== Excerpted data ==
=======

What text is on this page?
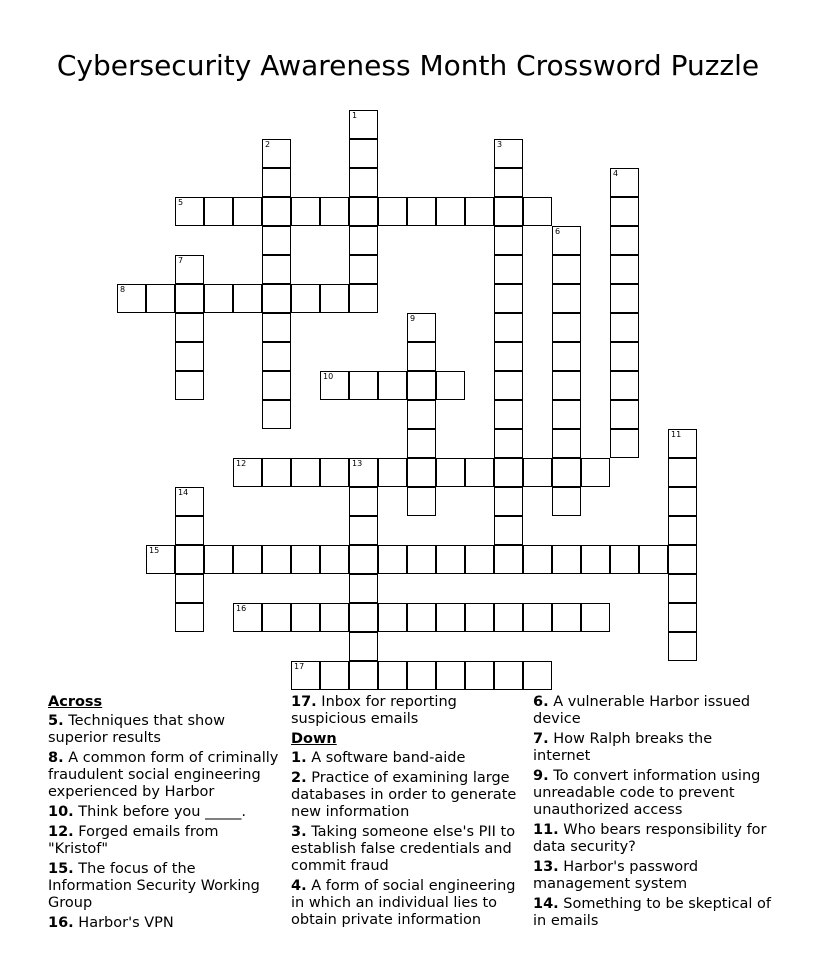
Cybersecurity Awareness Month Crossword Puzzle
1
2	3
4
5
6
7
8
9
10
11
12	13
14
15
16
17
Across
5. Techniques that show superior results
8. A common form of criminally fraudulent social engineering experienced by Harbor
10. Think before you _____.
12. Forged emails from "Kristof"
15. The focus of the Information Security Working Group
16. Harbor's VPN
17. Inbox for reporting suspicious emails
Down
1. A software band-aide
2. Practice of examining large databases in order to generate new information
3. Taking someone else's PII to establish false credentials and commit fraud
4. A form of social engineering in which an individual lies to obtain private information
6. A vulnerable Harbor issued device
7. How Ralph breaks the internet
9. To convert information using unreadable code to prevent unauthorized access
11. Who bears responsibility for data security?
13. Harbor's password management system
14. Something to be skeptical of in emails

=======

== Given request ==
Without the pictures, print the whole listing exactly as given.

== Result for this exercise ==
What text is on this page?
Cybersecurity Awareness Month Crossword Puzzle
1
2	3
4
5
6
7
8
9
10
11
12	13
14
15
16
17
Across
5. Techniques that show superior results
8. A common form of criminally fraudulent social engineering experienced by Harbor
10. Think before you _____.
12. Forged emails from "Kristof"
15. The focus of the Information Security Working Group
16. Harbor's VPN
17. Inbox for reporting suspicious emails
Down
1. A software band-aide
2. Practice of examining large databases in order to generate new information
3. Taking someone else's PII to establish false credentials and commit fraud
4. A form of social engineering in which an individual lies to obtain private information
6. A vulnerable Harbor issued device
7. How Ralph breaks the internet
9. To convert information using unreadable code to prevent unauthorized access
11. Who bears responsibility for data security?
13. Harbor's password management system
14. Something to be skeptical of in emails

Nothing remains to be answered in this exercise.